◆ Material for this exercise ◆

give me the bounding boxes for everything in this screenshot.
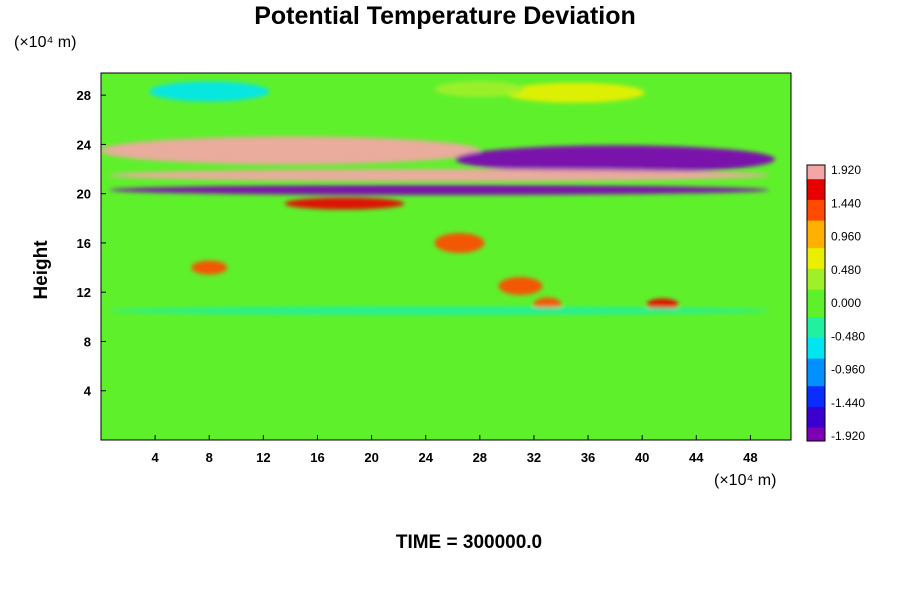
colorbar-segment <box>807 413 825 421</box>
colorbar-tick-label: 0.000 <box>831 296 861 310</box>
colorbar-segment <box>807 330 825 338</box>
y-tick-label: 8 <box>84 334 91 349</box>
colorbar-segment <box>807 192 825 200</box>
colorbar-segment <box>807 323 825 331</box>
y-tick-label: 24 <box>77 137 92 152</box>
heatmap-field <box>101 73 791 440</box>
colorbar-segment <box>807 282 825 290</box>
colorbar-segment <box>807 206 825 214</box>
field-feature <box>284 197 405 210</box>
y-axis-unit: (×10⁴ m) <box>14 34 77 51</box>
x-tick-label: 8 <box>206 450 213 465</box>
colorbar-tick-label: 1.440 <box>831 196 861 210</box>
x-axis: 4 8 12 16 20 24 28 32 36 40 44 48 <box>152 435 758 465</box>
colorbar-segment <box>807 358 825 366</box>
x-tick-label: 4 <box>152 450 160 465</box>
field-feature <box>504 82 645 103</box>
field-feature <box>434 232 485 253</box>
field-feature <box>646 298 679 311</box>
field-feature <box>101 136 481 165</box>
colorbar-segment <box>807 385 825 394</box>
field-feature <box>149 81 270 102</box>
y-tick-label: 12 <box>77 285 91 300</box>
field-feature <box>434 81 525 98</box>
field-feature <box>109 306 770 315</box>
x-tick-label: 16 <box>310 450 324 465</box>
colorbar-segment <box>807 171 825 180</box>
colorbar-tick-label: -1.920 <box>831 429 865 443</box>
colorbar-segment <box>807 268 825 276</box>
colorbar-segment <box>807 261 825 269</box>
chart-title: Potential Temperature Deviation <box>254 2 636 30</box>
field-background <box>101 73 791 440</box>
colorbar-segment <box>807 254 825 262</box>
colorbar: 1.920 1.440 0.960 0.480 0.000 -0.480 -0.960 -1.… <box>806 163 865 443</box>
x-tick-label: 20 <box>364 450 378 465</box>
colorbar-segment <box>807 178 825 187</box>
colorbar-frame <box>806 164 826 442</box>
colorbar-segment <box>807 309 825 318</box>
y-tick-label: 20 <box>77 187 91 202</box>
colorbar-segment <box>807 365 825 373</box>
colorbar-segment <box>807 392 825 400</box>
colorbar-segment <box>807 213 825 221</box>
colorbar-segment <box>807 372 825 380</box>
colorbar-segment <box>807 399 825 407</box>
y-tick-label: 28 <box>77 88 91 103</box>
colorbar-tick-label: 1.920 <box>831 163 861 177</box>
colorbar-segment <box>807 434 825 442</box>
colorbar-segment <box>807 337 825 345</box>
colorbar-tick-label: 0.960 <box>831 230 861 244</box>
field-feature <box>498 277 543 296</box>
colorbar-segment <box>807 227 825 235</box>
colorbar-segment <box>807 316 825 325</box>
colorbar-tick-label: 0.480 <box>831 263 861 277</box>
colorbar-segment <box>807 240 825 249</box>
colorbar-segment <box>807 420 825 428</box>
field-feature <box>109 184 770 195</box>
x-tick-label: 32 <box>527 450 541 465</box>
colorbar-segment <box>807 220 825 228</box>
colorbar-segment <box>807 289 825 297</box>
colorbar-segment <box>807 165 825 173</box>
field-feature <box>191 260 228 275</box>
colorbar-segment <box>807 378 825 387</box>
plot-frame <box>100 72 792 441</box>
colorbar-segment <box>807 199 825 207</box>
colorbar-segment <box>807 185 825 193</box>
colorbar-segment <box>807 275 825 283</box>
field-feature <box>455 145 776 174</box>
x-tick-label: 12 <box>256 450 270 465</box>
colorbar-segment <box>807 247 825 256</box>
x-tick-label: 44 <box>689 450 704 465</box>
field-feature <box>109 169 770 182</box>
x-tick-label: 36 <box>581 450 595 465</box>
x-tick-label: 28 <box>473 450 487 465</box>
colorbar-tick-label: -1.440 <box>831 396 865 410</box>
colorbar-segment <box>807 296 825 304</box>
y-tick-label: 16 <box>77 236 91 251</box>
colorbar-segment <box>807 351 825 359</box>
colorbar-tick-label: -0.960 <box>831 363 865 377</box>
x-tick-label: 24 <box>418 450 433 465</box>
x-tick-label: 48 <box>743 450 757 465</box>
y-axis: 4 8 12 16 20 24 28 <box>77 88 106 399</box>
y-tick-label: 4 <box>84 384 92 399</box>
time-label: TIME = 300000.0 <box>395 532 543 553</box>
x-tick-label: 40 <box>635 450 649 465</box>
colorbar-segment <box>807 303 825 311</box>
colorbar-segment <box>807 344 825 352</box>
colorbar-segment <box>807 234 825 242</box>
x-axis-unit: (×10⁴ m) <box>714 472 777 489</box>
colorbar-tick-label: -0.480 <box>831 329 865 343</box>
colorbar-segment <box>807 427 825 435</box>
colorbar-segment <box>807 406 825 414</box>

--

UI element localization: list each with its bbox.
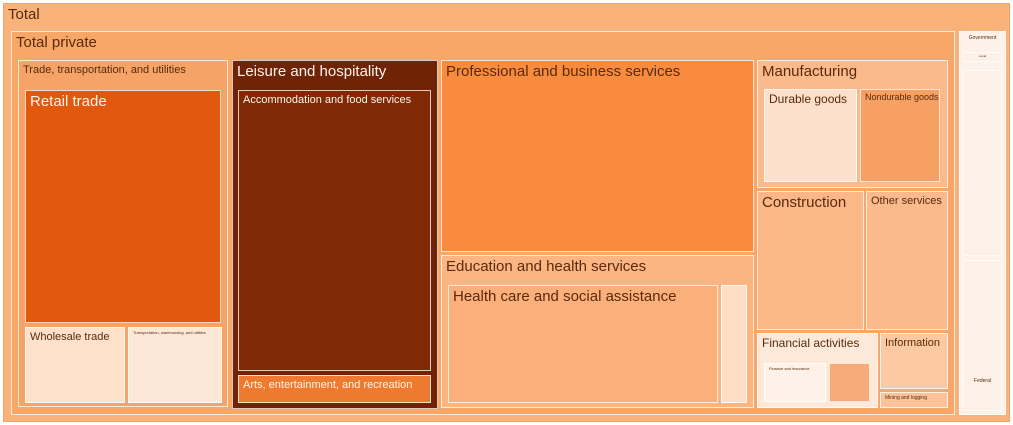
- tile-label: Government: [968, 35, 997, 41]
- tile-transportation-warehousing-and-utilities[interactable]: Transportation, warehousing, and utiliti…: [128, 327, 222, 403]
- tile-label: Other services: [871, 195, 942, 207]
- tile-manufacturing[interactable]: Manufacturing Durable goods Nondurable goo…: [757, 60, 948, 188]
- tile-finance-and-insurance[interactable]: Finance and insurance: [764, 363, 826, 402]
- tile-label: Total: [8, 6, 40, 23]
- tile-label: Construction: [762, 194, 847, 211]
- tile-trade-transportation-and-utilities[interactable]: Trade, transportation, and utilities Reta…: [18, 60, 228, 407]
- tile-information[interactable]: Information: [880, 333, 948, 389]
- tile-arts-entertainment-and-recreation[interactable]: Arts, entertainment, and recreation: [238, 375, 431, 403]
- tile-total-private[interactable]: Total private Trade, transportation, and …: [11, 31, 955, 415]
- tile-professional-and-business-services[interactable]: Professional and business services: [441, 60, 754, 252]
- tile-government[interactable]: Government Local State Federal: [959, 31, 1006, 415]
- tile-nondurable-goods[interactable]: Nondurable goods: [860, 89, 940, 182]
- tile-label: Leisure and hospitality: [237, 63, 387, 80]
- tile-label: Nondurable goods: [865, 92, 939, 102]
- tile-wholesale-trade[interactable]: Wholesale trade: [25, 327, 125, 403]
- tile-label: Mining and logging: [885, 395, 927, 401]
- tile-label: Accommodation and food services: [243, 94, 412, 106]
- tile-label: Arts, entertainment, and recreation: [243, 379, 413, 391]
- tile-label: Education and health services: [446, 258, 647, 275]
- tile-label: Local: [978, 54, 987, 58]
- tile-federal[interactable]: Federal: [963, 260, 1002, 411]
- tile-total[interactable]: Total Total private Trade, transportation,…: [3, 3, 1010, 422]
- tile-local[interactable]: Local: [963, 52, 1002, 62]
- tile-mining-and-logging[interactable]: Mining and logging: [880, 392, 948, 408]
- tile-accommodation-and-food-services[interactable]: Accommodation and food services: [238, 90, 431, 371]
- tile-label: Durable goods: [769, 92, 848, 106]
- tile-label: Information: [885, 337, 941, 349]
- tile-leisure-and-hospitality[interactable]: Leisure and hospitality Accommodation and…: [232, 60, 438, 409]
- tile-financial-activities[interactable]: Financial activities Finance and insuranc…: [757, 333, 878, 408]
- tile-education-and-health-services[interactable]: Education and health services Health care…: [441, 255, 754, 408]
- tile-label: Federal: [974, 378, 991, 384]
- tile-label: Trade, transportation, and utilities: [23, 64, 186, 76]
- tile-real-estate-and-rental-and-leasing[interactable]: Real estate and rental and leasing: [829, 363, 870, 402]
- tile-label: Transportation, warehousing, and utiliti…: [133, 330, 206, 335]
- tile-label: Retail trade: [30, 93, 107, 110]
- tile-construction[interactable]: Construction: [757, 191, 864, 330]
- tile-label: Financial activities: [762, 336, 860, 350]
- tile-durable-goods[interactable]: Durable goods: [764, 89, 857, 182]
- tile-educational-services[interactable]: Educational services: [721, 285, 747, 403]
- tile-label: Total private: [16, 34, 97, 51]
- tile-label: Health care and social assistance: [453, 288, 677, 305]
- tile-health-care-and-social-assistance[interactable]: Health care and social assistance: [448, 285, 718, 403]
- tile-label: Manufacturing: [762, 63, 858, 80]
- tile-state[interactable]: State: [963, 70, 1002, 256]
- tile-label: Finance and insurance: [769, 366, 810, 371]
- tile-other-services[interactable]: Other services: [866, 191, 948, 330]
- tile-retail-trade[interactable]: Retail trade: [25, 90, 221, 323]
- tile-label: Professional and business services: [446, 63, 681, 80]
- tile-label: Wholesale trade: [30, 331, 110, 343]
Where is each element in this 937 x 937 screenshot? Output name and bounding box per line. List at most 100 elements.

---

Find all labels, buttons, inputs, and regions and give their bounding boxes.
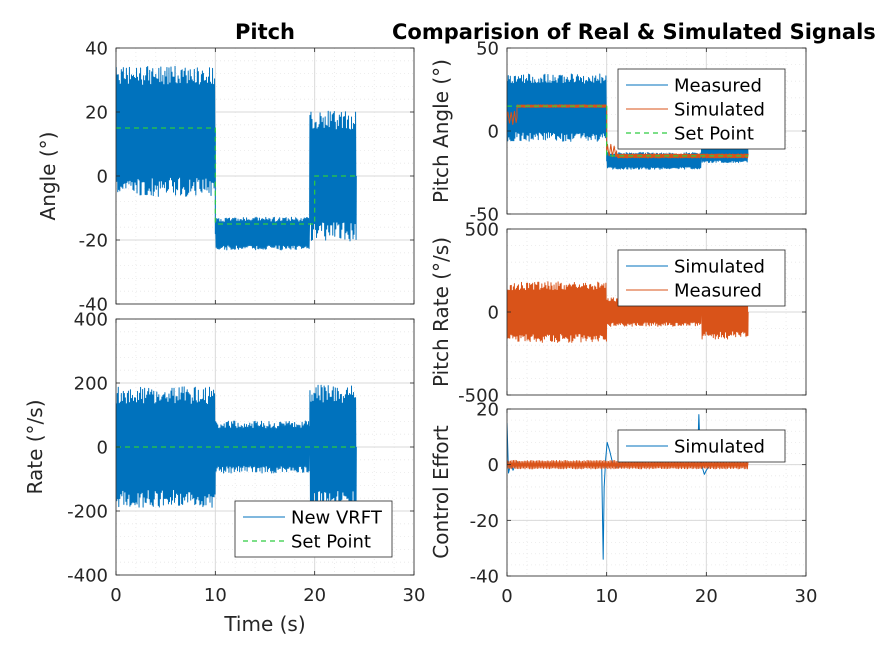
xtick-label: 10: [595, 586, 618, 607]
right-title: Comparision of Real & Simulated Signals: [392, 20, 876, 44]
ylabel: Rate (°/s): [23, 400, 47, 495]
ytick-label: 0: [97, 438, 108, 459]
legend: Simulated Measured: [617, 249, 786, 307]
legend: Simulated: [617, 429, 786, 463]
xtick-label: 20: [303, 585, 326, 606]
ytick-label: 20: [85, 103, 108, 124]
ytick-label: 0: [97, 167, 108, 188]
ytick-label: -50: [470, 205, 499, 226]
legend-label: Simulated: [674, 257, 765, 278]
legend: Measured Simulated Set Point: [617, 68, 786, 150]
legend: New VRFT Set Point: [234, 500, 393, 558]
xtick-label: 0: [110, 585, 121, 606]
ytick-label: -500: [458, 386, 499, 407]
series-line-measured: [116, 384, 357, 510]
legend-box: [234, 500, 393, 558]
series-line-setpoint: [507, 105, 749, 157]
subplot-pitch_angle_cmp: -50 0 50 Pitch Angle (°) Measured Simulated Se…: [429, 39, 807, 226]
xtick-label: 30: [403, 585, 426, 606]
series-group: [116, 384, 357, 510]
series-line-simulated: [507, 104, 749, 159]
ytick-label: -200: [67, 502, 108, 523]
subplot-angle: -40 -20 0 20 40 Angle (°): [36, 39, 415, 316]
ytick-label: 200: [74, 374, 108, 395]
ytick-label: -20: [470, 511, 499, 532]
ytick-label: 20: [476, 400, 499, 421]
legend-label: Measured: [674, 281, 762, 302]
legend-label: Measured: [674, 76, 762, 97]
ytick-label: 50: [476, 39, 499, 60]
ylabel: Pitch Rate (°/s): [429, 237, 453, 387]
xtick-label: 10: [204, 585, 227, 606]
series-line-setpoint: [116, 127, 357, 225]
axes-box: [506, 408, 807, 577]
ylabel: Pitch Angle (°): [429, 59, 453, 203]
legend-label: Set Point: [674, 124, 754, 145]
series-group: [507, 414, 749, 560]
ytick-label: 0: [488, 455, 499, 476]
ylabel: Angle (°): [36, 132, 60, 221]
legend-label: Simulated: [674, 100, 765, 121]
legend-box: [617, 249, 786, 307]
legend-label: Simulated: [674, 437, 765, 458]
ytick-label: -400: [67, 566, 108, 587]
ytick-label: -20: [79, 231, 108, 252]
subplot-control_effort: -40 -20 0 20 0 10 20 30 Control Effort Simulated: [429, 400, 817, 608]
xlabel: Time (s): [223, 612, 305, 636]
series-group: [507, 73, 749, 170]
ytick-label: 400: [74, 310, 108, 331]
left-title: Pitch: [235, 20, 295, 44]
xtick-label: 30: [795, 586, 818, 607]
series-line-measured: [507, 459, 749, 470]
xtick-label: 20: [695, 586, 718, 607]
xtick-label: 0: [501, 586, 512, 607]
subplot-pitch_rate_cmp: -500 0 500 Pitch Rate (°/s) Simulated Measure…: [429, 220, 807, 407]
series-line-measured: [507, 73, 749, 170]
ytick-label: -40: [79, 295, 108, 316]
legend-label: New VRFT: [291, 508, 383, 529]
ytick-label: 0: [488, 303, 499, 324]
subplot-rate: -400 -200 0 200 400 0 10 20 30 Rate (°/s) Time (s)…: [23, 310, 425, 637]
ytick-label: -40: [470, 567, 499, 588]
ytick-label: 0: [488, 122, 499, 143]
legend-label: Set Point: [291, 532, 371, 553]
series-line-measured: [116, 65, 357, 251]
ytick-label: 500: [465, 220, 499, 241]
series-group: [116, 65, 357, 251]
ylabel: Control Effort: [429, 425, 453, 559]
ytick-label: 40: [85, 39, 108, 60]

◆ Requirement ◆
Duplicate the lines in the first block of records, beginning at the line that contains "colorbar-segment <box>807 413 825 421</box>" and stopping after the line that contains "heatmap-field <box>101 73 791 440</box>".

◆ Correct response ◆
colorbar-segment <box>807 413 825 421</box>
colorbar-tick-label: 0.000 <box>831 296 861 310</box>
colorbar-segment <box>807 330 825 338</box>
y-tick-label: 8 <box>84 334 91 349</box>
colorbar-segment <box>807 192 825 200</box>
colorbar-segment <box>807 323 825 331</box>
y-tick-label: 24 <box>77 137 92 152</box>
heatmap-field <box>101 73 791 440</box>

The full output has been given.